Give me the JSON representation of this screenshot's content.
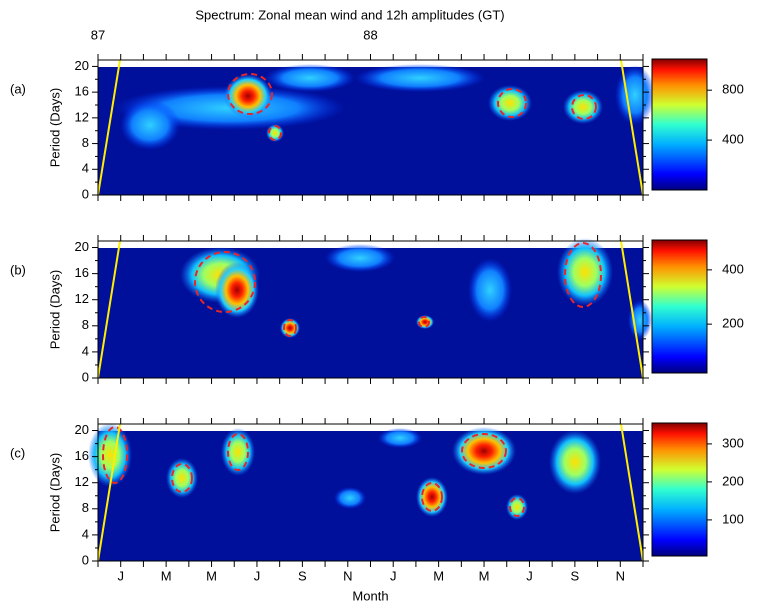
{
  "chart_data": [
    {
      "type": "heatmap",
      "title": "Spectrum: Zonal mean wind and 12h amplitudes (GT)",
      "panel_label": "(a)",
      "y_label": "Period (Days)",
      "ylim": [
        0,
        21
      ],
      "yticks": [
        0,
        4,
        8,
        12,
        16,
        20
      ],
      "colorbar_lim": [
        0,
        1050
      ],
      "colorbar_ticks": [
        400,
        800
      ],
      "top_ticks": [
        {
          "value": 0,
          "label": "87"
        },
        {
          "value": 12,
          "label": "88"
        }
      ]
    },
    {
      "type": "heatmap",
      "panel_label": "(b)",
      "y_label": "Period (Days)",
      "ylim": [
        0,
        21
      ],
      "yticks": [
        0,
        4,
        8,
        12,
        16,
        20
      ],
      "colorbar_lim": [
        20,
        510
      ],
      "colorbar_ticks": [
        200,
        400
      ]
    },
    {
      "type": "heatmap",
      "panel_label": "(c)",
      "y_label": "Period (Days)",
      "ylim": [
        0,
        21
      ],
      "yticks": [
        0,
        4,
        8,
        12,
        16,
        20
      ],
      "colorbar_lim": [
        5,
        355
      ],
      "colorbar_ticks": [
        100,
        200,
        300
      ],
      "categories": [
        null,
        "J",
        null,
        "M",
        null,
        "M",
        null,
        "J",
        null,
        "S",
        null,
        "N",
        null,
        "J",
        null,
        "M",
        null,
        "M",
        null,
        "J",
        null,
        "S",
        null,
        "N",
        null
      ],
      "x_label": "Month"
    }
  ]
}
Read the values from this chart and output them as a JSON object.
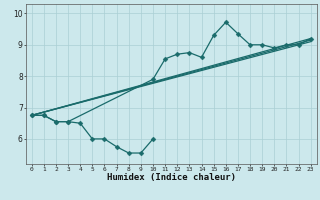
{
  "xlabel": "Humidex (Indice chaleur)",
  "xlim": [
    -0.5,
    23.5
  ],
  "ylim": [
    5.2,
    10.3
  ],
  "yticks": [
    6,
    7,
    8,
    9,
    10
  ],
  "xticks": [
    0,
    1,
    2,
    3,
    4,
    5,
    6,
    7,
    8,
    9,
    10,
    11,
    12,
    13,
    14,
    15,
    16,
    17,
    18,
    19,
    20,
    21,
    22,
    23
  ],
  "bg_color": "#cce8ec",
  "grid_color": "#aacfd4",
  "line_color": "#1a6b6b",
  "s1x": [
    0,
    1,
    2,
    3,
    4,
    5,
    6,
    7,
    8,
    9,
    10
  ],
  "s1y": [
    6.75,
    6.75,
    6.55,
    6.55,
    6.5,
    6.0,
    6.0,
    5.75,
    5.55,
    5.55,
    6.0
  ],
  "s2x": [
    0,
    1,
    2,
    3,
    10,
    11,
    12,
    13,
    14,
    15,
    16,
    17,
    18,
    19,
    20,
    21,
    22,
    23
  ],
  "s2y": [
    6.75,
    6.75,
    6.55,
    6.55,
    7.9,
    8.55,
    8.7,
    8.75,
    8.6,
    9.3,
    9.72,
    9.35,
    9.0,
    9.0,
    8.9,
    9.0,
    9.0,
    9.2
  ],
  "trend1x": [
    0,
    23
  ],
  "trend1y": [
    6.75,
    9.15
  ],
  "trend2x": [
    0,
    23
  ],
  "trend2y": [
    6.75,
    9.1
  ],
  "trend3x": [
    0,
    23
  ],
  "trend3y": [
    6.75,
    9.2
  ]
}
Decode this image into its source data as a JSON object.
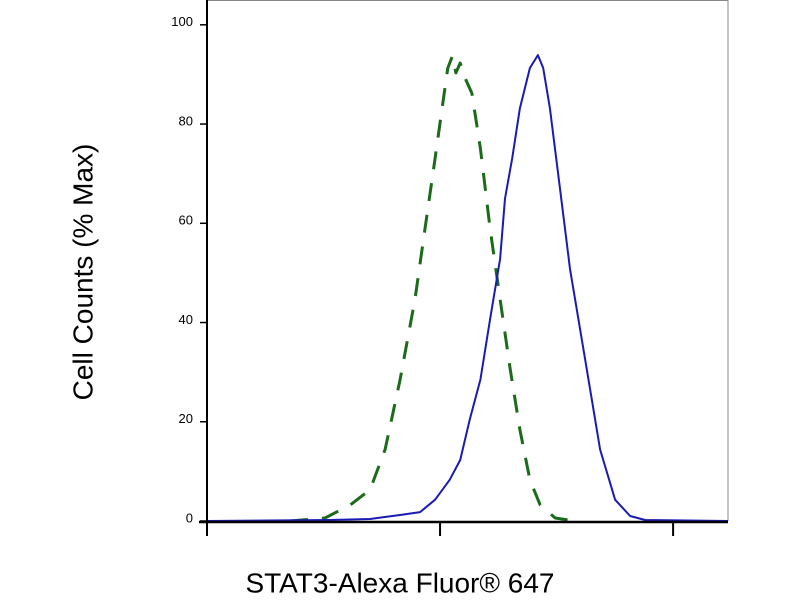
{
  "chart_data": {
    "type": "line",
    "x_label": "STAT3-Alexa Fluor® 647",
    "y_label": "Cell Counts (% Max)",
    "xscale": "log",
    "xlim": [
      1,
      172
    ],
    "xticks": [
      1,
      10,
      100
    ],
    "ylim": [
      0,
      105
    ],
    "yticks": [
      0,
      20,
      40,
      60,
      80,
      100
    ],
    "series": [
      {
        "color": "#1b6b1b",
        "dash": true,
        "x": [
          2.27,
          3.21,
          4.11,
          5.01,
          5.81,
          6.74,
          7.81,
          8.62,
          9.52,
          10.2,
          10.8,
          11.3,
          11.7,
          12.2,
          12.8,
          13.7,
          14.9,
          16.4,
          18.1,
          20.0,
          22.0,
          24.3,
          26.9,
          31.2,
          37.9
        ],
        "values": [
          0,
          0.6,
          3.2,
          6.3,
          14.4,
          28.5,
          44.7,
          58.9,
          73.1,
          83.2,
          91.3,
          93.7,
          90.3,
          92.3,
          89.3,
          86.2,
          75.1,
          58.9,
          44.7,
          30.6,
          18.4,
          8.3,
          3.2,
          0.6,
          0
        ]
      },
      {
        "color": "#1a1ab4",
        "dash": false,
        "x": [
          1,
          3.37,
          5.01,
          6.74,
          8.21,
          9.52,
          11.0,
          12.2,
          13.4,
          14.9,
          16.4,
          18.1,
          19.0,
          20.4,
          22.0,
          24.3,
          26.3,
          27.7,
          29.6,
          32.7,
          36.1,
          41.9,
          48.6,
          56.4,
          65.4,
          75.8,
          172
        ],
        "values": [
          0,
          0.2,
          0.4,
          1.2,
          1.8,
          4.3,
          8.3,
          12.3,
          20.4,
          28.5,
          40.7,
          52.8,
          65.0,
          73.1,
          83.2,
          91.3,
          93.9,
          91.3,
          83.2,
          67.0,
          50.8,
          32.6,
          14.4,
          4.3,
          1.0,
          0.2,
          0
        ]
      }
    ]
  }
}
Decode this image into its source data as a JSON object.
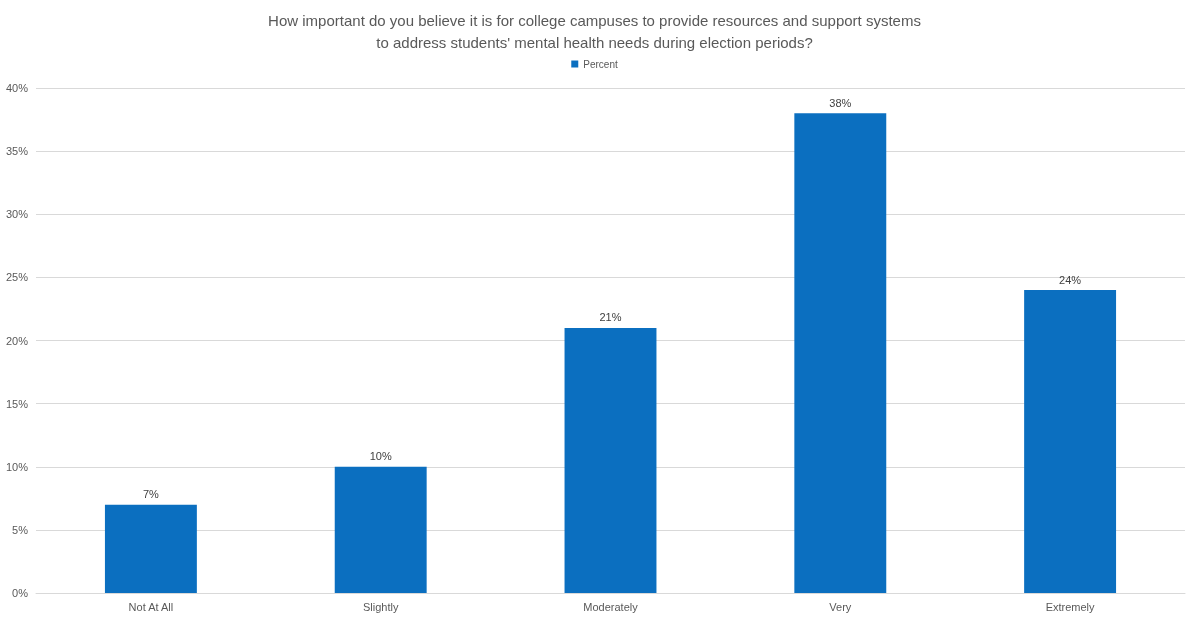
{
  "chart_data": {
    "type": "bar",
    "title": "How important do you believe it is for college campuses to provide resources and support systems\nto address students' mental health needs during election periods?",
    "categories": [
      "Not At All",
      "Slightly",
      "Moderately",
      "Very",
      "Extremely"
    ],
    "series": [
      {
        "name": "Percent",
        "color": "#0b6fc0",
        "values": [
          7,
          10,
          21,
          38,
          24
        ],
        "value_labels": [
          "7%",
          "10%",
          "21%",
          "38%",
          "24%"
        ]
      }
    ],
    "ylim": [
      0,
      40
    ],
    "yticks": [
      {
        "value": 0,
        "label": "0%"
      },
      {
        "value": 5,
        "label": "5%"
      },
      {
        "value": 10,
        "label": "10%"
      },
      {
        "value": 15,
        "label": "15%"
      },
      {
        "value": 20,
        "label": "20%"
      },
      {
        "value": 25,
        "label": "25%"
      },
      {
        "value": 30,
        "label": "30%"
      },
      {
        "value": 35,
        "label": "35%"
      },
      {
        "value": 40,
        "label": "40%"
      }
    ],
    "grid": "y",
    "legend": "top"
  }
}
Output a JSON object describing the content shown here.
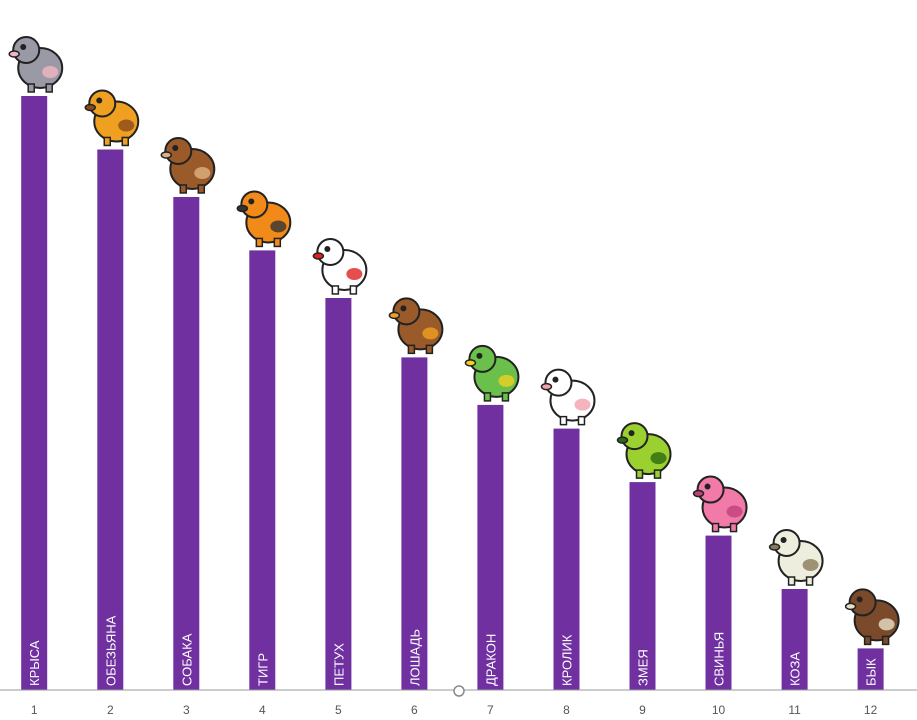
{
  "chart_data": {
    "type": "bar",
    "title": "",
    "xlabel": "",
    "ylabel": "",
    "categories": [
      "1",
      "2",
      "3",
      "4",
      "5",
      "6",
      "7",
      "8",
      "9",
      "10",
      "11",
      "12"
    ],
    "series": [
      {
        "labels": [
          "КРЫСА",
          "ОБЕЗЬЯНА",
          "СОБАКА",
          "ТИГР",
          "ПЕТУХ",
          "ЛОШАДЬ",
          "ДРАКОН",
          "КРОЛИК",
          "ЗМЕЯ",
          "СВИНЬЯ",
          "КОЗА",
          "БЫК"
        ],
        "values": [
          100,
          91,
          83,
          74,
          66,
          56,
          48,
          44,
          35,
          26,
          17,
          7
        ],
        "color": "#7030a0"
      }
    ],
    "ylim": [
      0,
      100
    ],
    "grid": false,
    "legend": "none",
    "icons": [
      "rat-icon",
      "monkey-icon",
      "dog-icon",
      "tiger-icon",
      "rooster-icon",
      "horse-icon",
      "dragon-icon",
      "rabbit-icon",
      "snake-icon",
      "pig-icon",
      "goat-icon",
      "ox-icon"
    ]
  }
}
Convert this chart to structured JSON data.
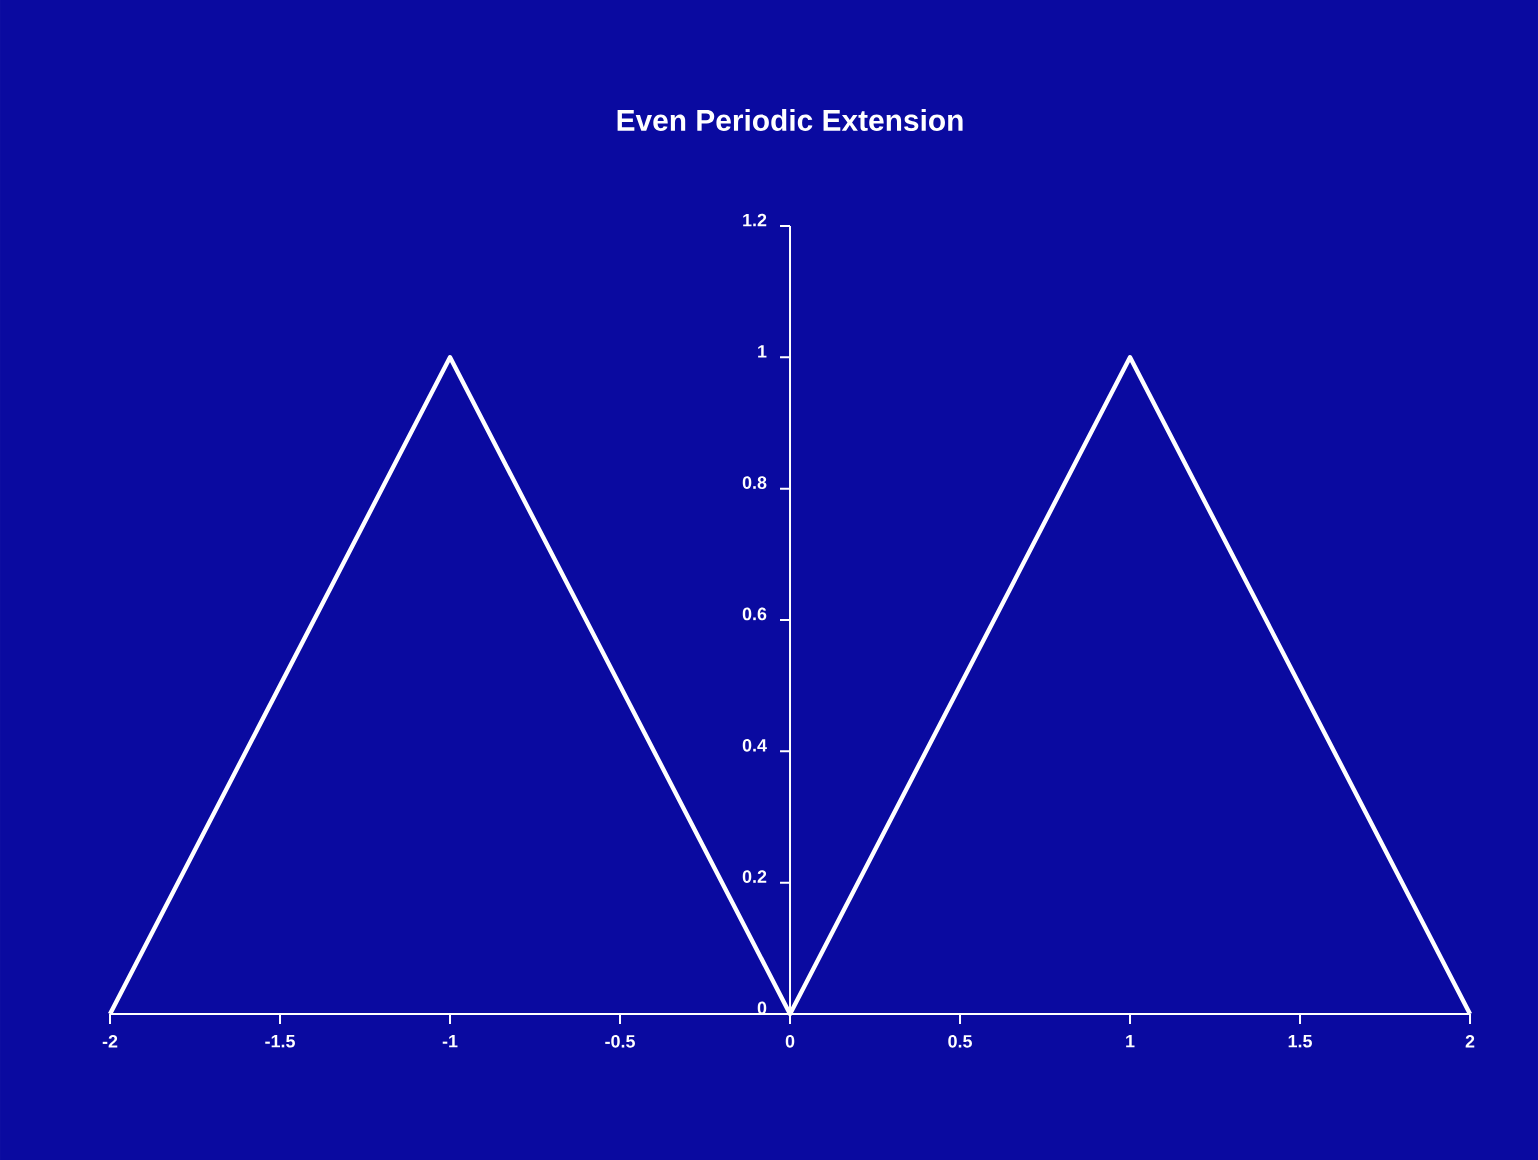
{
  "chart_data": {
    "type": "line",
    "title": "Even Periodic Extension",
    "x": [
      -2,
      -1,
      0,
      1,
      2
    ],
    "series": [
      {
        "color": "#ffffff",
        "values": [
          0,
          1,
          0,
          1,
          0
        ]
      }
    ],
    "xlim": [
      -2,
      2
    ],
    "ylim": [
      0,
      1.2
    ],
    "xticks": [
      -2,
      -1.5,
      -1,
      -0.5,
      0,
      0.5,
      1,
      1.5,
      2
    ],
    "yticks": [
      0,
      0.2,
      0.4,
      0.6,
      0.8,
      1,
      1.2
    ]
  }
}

########

Your instructions: Pick out each line in the material containing "title".

Result of the task:
      "title": "Spectrum: Zonal mean wind and 12h amplitudes (GT)",
    "title": "How important do you believe it is for college campuses to provide resources and support systems\nto address students' mental health needs during election periods?",
    "title": "",
    "title": "Even Periodic Extension",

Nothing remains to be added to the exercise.